*Collected data*:
____
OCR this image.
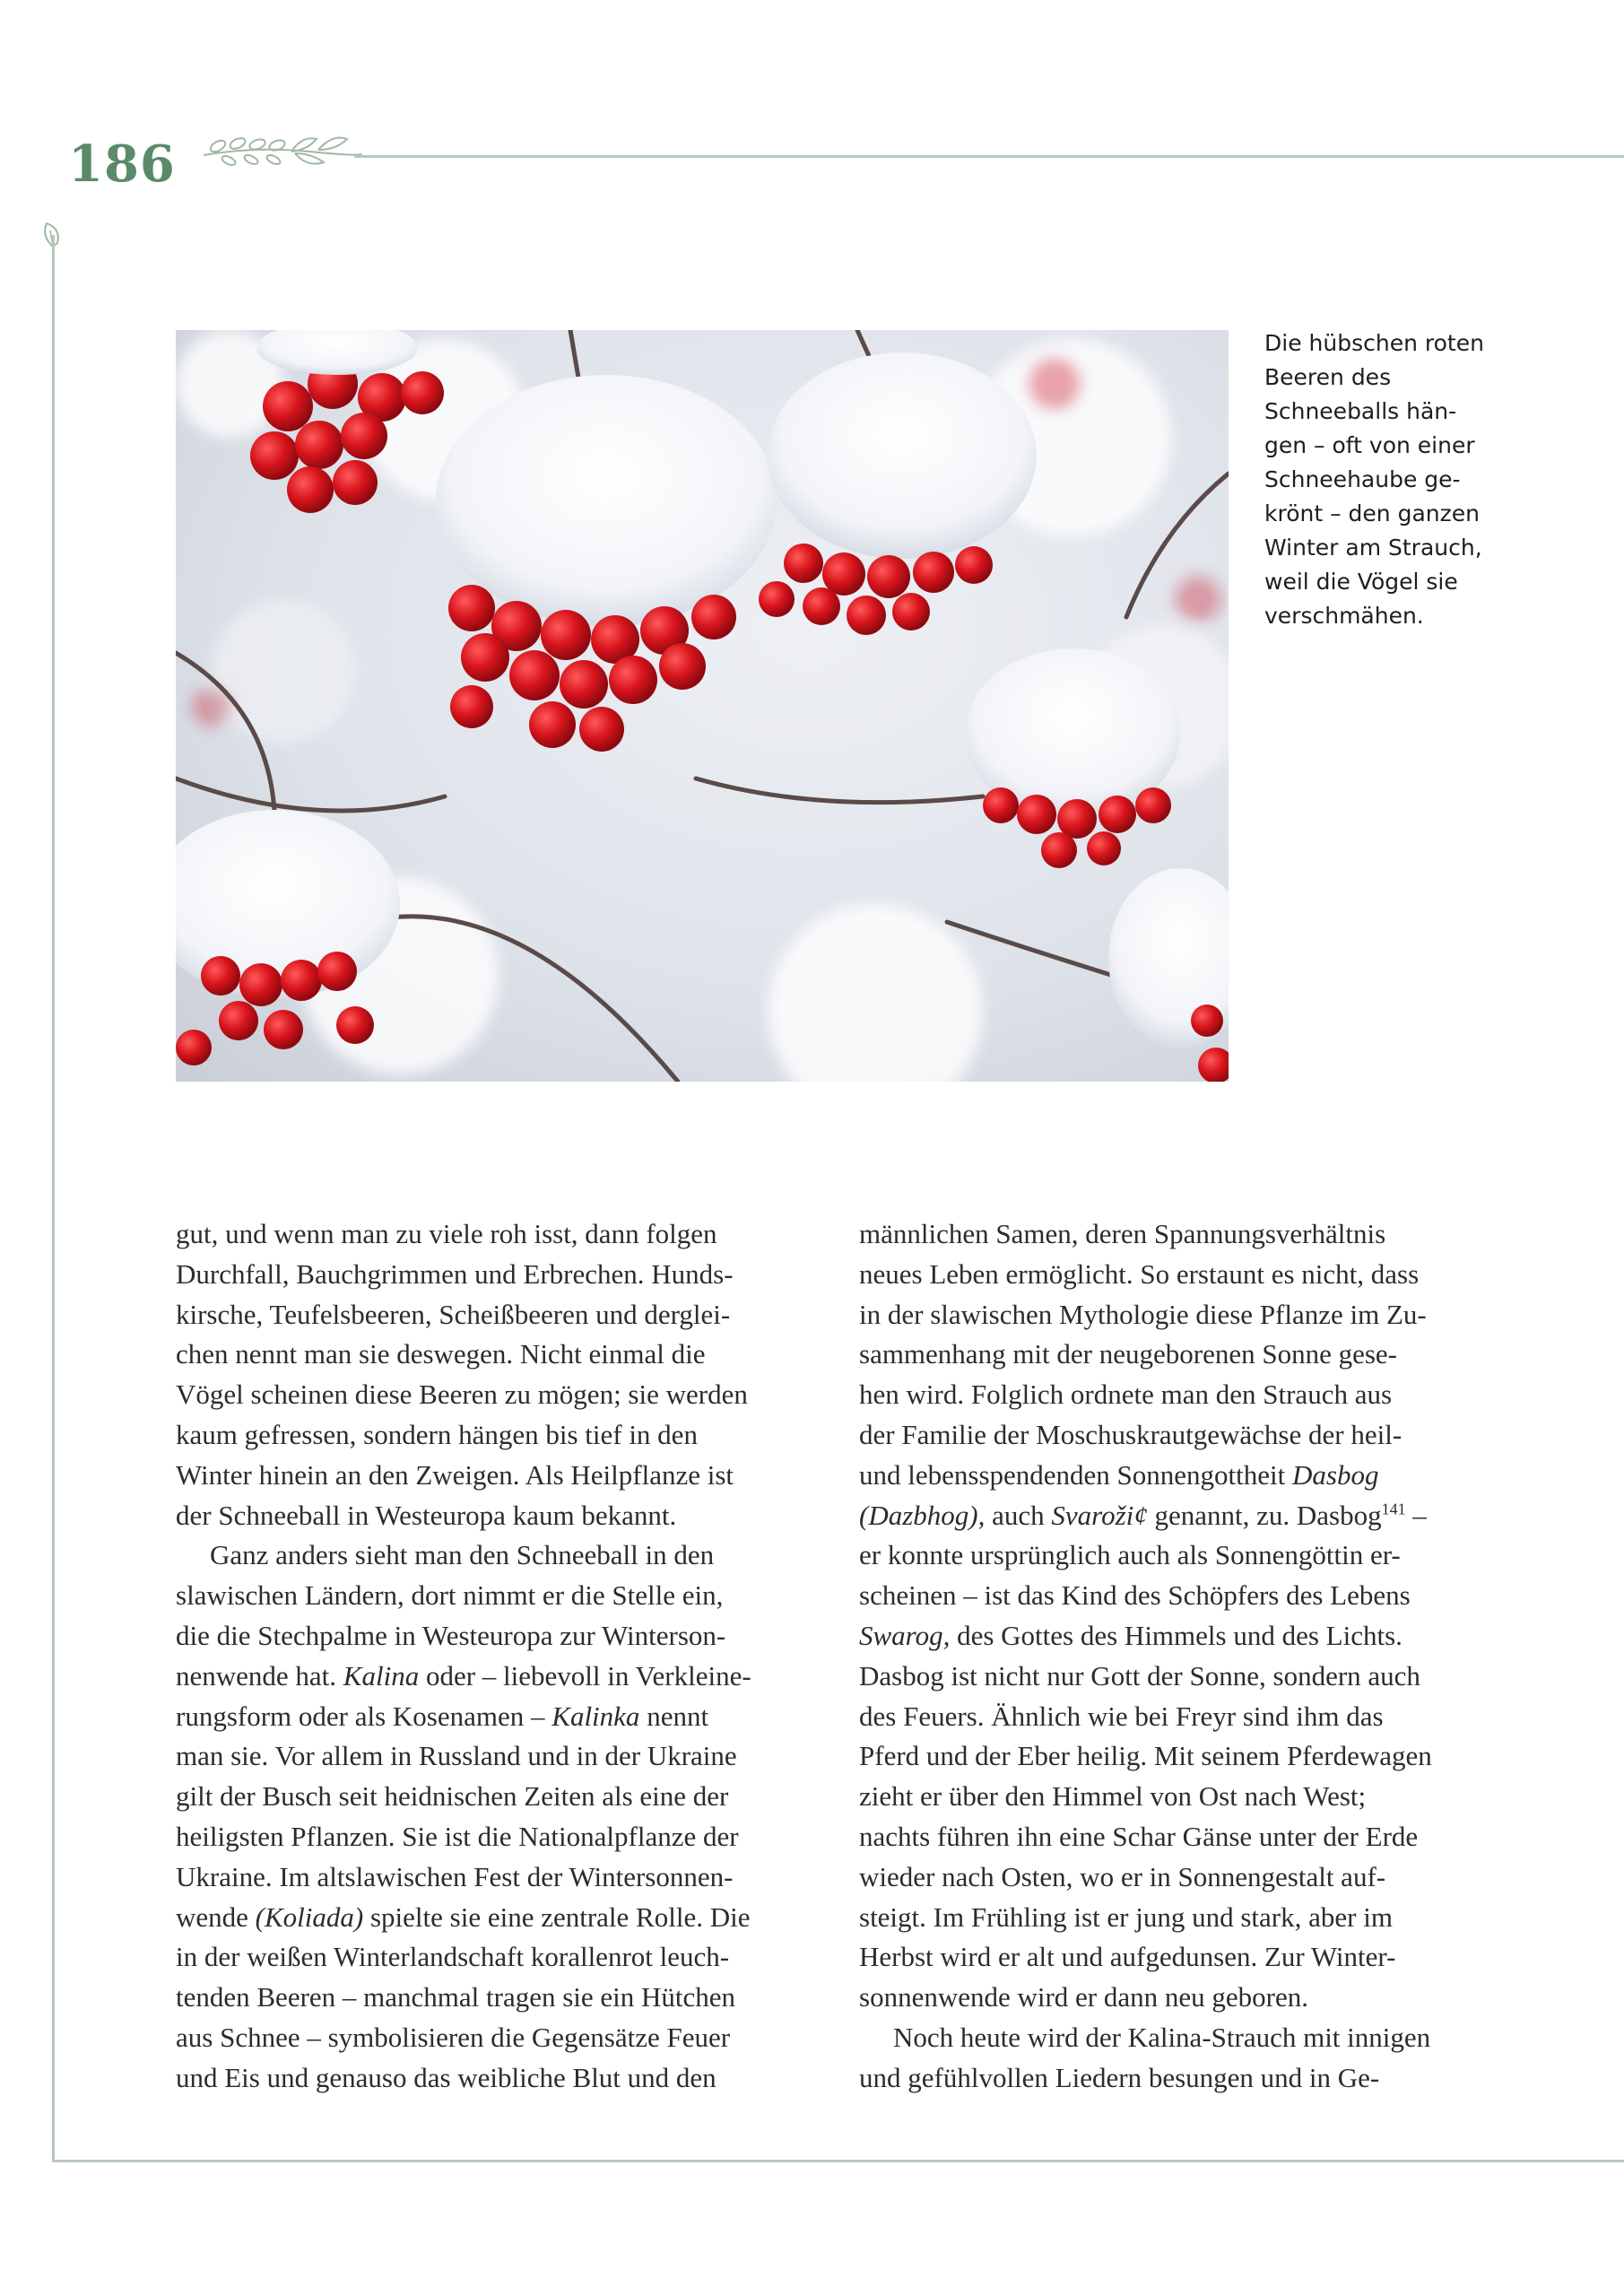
186

Die hübschen roten
Beeren des
Schneeballs hän-
gen – oft von einer
Schneehaube ge-
krönt – den ganzen
Winter am Strauch,
weil die Vögel sie
verschmähen.

gut, und wenn man zu viele roh isst, dann folgen
Durchfall, Bauchgrimmen und Erbrechen. Hunds-
kirsche, Teufelsbeeren, Scheißbeeren und derglei-
chen nennt man sie deswegen. Nicht einmal die
Vögel scheinen diese Beeren zu mögen; sie werden
kaum gefressen, sondern hängen bis tief in den
Winter hinein an den Zweigen. Als Heilpflanze ist
der Schneeball in Westeuropa kaum bekannt.
Ganz anders sieht man den Schneeball in den
slawischen Ländern, dort nimmt er die Stelle ein,
die die Stechpalme in Westeuropa zur Winterson-
nenwende hat. Kalina oder – liebevoll in Verkleine-
rungsform oder als Kosenamen – Kalinka nennt
man sie. Vor allem in Russland und in der Ukraine
gilt der Busch seit heidnischen Zeiten als eine der
heiligsten Pflanzen. Sie ist die Nationalpflanze der
Ukraine. Im altslawischen Fest der Wintersonnen-
wende (Koliada) spielte sie eine zentrale Rolle. Die
in der weißen Winterlandschaft korallenrot leuch-
tenden Beeren – manchmal tragen sie ein Hütchen
aus Schnee – symbolisieren die Gegensätze Feuer
und Eis und genauso das weibliche Blut und den
männlichen Samen, deren Spannungsverhältnis
neues Leben ermöglicht. So erstaunt es nicht, dass
in der slawischen Mythologie diese Pflanze im Zu-
sammenhang mit der neugeborenen Sonne gese-
hen wird. Folglich ordnete man den Strauch aus
der Familie der Moschuskrautgewächse der heil-
und lebensspendenden Sonnengottheit Dasbog
(Dazbhog), auch Svaroži¢ genannt, zu. Dasbog$^{141}$ –
er konnte ursprünglich auch als Sonnengöttin er-
scheinen – ist das Kind des Schöpfers des Lebens
Swarog, des Gottes des Himmels und des Lichts.
Dasbog ist nicht nur Gott der Sonne, sondern auch
des Feuers. Ähnlich wie bei Freyr sind ihm das
Pferd und der Eber heilig. Mit seinem Pferdewagen
zieht er über den Himmel von Ost nach West;
nachts führen ihn eine Schar Gänse unter der Erde
wieder nach Osten, wo er in Sonnengestalt auf-
steigt. Im Frühling ist er jung und stark, aber im
Herbst wird er alt und aufgedunsen. Zur Winter-
sonnenwende wird er dann neu geboren.
Noch heute wird der Kalina-Strauch mit innigen
und gefühlvollen Liedern besungen und in Ge-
____
Repeat the material above verbatim. Leave the pictures behind.

OCR this image.
186

Die hübschen roten
Beeren des
Schneeballs hän-
gen – oft von einer
Schneehaube ge-
krönt – den ganzen
Winter am Strauch,
weil die Vögel sie
verschmähen.

gut, und wenn man zu viele roh isst, dann folgen
Durchfall, Bauchgrimmen und Erbrechen. Hunds-
kirsche, Teufelsbeeren, Scheißbeeren und derglei-
chen nennt man sie deswegen. Nicht einmal die
Vögel scheinen diese Beeren zu mögen; sie werden
kaum gefressen, sondern hängen bis tief in den
Winter hinein an den Zweigen. Als Heilpflanze ist
der Schneeball in Westeuropa kaum bekannt.
Ganz anders sieht man den Schneeball in den
slawischen Ländern, dort nimmt er die Stelle ein,
die die Stechpalme in Westeuropa zur Winterson-
nenwende hat. Kalina oder – liebevoll in Verkleine-
rungsform oder als Kosenamen – Kalinka nennt
man sie. Vor allem in Russland und in der Ukraine
gilt der Busch seit heidnischen Zeiten als eine der
heiligsten Pflanzen. Sie ist die Nationalpflanze der
Ukraine. Im altslawischen Fest der Wintersonnen-
wende (Koliada) spielte sie eine zentrale Rolle. Die
in der weißen Winterlandschaft korallenrot leuch-
tenden Beeren – manchmal tragen sie ein Hütchen
aus Schnee – symbolisieren die Gegensätze Feuer
und Eis und genauso das weibliche Blut und den
männlichen Samen, deren Spannungsverhältnis
neues Leben ermöglicht. So erstaunt es nicht, dass
in der slawischen Mythologie diese Pflanze im Zu-
sammenhang mit der neugeborenen Sonne gese-
hen wird. Folglich ordnete man den Strauch aus
der Familie der Moschuskrautgewächse der heil-
und lebensspendenden Sonnengottheit Dasbog
(Dazbhog), auch Svaroži¢ genannt, zu. Dasbog$^{141}$ –
er konnte ursprünglich auch als Sonnengöttin er-
scheinen – ist das Kind des Schöpfers des Lebens
Swarog, des Gottes des Himmels und des Lichts.
Dasbog ist nicht nur Gott der Sonne, sondern auch
des Feuers. Ähnlich wie bei Freyr sind ihm das
Pferd und der Eber heilig. Mit seinem Pferdewagen
zieht er über den Himmel von Ost nach West;
nachts führen ihn eine Schar Gänse unter der Erde
wieder nach Osten, wo er in Sonnengestalt auf-
steigt. Im Frühling ist er jung und stark, aber im
Herbst wird er alt und aufgedunsen. Zur Winter-
sonnenwende wird er dann neu geboren.
Noch heute wird der Kalina-Strauch mit innigen
und gefühlvollen Liedern besungen und in Ge-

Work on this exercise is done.